WHAT THE EXERCISE ASKS: Check each line of the records for "content"; collect those that have it.

**** MATERIAL FOR THIS EXERCISE

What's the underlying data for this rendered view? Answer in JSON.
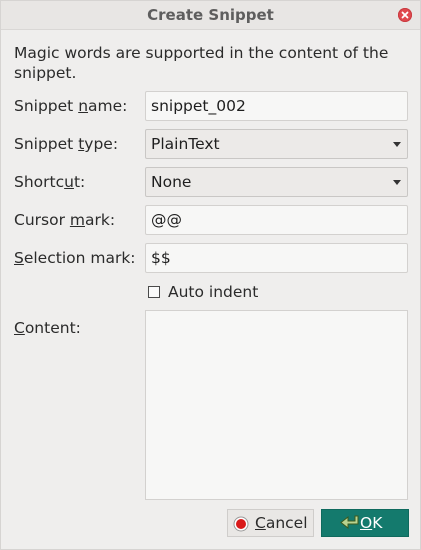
{
  "window": {
    "title": "Create Snippet"
  },
  "intro": {
    "text": "Magic words are supported in the content of the snippet."
  },
  "form": {
    "snippet_name": {
      "label_pre": "Snippet ",
      "label_u": "n",
      "label_post": "ame:",
      "value": "snippet_002"
    },
    "snippet_type": {
      "label_pre": "Snippet ",
      "label_u": "t",
      "label_post": "ype:",
      "value": "PlainText"
    },
    "shortcut": {
      "label_pre": "Shortc",
      "label_u": "u",
      "label_post": "t:",
      "value": "None"
    },
    "cursor_mark": {
      "label_pre": "Cursor ",
      "label_u": "m",
      "label_post": "ark:",
      "value": "@@"
    },
    "selection_mark": {
      "label_pre": "",
      "label_u": "S",
      "label_post": "election mark:",
      "value": "$$"
    },
    "auto_indent": {
      "label": "Auto indent",
      "checked": false
    },
    "content": {
      "label_pre": "",
      "label_u": "C",
      "label_post": "ontent:",
      "value": ""
    }
  },
  "buttons": {
    "cancel": {
      "label_u": "C",
      "label_post": "ancel"
    },
    "ok": {
      "label_u": "O",
      "label_post": "K"
    }
  },
  "colors": {
    "ok_background": "#147a6d",
    "close_button": "#e0484e",
    "dialog_background": "#efeeed"
  },
  "icons": {
    "close": "close-icon",
    "cancel": "stop-icon",
    "ok": "return-arrow-icon"
  }
}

********

ANSWER FOR THE TASK:
    "text": "Magic words are supported in the content of the snippet."
    "content": {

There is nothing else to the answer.